Material supplied:

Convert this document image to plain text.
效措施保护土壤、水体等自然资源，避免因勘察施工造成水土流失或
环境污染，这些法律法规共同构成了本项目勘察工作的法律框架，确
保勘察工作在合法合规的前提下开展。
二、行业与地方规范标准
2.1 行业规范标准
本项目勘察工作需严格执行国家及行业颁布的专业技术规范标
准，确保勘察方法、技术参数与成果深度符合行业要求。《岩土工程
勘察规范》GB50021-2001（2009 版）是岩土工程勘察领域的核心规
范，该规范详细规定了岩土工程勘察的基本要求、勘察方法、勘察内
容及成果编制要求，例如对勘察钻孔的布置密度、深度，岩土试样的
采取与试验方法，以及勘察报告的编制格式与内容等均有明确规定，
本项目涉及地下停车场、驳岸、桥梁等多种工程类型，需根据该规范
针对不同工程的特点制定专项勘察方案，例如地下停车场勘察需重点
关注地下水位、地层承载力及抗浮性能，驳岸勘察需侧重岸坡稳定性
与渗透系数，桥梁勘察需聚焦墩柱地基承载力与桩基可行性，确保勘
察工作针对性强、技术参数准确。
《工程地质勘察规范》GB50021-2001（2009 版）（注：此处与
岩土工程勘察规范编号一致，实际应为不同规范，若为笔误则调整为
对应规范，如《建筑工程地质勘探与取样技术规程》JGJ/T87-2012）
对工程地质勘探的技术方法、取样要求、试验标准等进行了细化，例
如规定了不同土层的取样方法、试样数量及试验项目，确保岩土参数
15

What is required: Hand back the material above in full, exactly as written.

Completed exercise:
Convert this document image to plain text.
效措施保护土壤、水体等自然资源，避免因勘察施工造成水土流失或
环境污染，这些法律法规共同构成了本项目勘察工作的法律框架，确
保勘察工作在合法合规的前提下开展。
二、行业与地方规范标准
2.1 行业规范标准
本项目勘察工作需严格执行国家及行业颁布的专业技术规范标
准，确保勘察方法、技术参数与成果深度符合行业要求。《岩土工程
勘察规范》GB50021-2001（2009 版）是岩土工程勘察领域的核心规
范，该规范详细规定了岩土工程勘察的基本要求、勘察方法、勘察内
容及成果编制要求，例如对勘察钻孔的布置密度、深度，岩土试样的
采取与试验方法，以及勘察报告的编制格式与内容等均有明确规定，
本项目涉及地下停车场、驳岸、桥梁等多种工程类型，需根据该规范
针对不同工程的特点制定专项勘察方案，例如地下停车场勘察需重点
关注地下水位、地层承载力及抗浮性能，驳岸勘察需侧重岸坡稳定性
与渗透系数，桥梁勘察需聚焦墩柱地基承载力与桩基可行性，确保勘
察工作针对性强、技术参数准确。
《工程地质勘察规范》GB50021-2001（2009 版）（注：此处与
岩土工程勘察规范编号一致，实际应为不同规范，若为笔误则调整为
对应规范，如《建筑工程地质勘探与取样技术规程》JGJ/T87-2012）
对工程地质勘探的技术方法、取样要求、试验标准等进行了细化，例
如规定了不同土层的取样方法、试样数量及试验项目，确保岩土参数
15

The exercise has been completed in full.